[Dataset records]
***

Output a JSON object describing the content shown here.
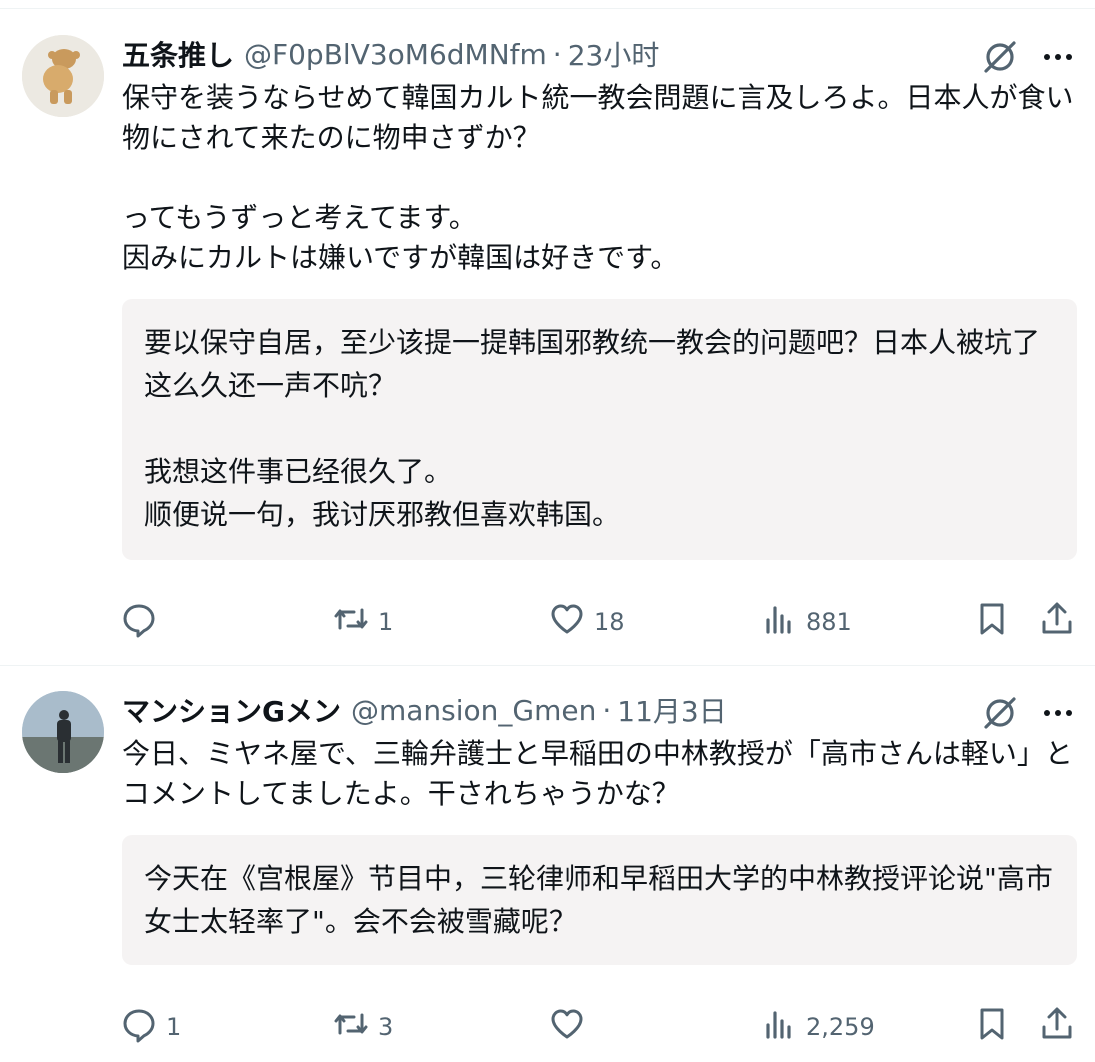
{
  "tweets": [
    {
      "name": "五条推し",
      "handle": "@F0pBlV3oM6dMNfm",
      "separator": "·",
      "time": "23小时",
      "text": "保守を装うならせめて韓国カルト統一教会問題に言及しろよ。日本人が食い物にされて来たのに物申さずか？\n\nってもうずっと考えてます。\n因みにカルトは嫌いですが韓国は好きです。",
      "translation": "要以保守自居，至少该提一提韩国邪教统一教会的问题吧？日本人被坑了这么久还一声不吭？\n\n我想这件事已经很久了。\n顺便说一句，我讨厌邪教但喜欢韩国。",
      "stats": {
        "replies": "",
        "retweets": "1",
        "likes": "18",
        "views": "881"
      }
    },
    {
      "name": "マンションGメン",
      "handle": "@mansion_Gmen",
      "separator": "·",
      "time": "11月3日",
      "text": "今日、ミヤネ屋で、三輪弁護士と早稲田の中林教授が「高市さんは軽い」とコメントしてましたよ。干されちゃうかな？",
      "translation": "今天在《宫根屋》节目中，三轮律师和早稻田大学的中林教授评论说\"高市女士太轻率了\"。会不会被雪藏呢？",
      "stats": {
        "replies": "1",
        "retweets": "3",
        "likes": "",
        "views": "2,259"
      }
    }
  ],
  "icons": {
    "reply": "reply-icon",
    "retweet": "retweet-icon",
    "like": "heart-icon",
    "views": "views-icon",
    "bookmark": "bookmark-icon",
    "share": "share-icon",
    "grok": "grok-icon",
    "more": "more-icon"
  },
  "colors": {
    "text": "#0f1419",
    "muted": "#536471",
    "translation_bg": "#f5f3f3"
  }
}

***

→ Given problem
Copy the material exactly. Do not include the pictures.

→ Solution for this problem
Output a JSON object describing the content shown here.
{
  "tweets": [
    {
      "name": "五条推し",
      "handle": "@F0pBlV3oM6dMNfm",
      "separator": "·",
      "time": "23小时",
      "text": "保守を装うならせめて韓国カルト統一教会問題に言及しろよ。日本人が食い物にされて来たのに物申さずか？\n\nってもうずっと考えてます。\n因みにカルトは嫌いですが韓国は好きです。",
      "translation": "要以保守自居，至少该提一提韩国邪教统一教会的问题吧？日本人被坑了这么久还一声不吭？\n\n我想这件事已经很久了。\n顺便说一句，我讨厌邪教但喜欢韩国。",
      "stats": {
        "replies": "",
        "retweets": "1",
        "likes": "18",
        "views": "881"
      }
    },
    {
      "name": "マンションGメン",
      "handle": "@mansion_Gmen",
      "separator": "·",
      "time": "11月3日",
      "text": "今日、ミヤネ屋で、三輪弁護士と早稲田の中林教授が「高市さんは軽い」とコメントしてましたよ。干されちゃうかな？",
      "translation": "今天在《宫根屋》节目中，三轮律师和早稻田大学的中林教授评论说\"高市女士太轻率了\"。会不会被雪藏呢？",
      "stats": {
        "replies": "1",
        "retweets": "3",
        "likes": "",
        "views": "2,259"
      }
    }
  ],
  "icons": {
    "reply": "reply-icon",
    "retweet": "retweet-icon",
    "like": "heart-icon",
    "views": "views-icon",
    "bookmark": "bookmark-icon",
    "share": "share-icon",
    "grok": "grok-icon",
    "more": "more-icon"
  },
  "colors": {
    "text": "#0f1419",
    "muted": "#536471",
    "translation_bg": "#f5f3f3"
  }
}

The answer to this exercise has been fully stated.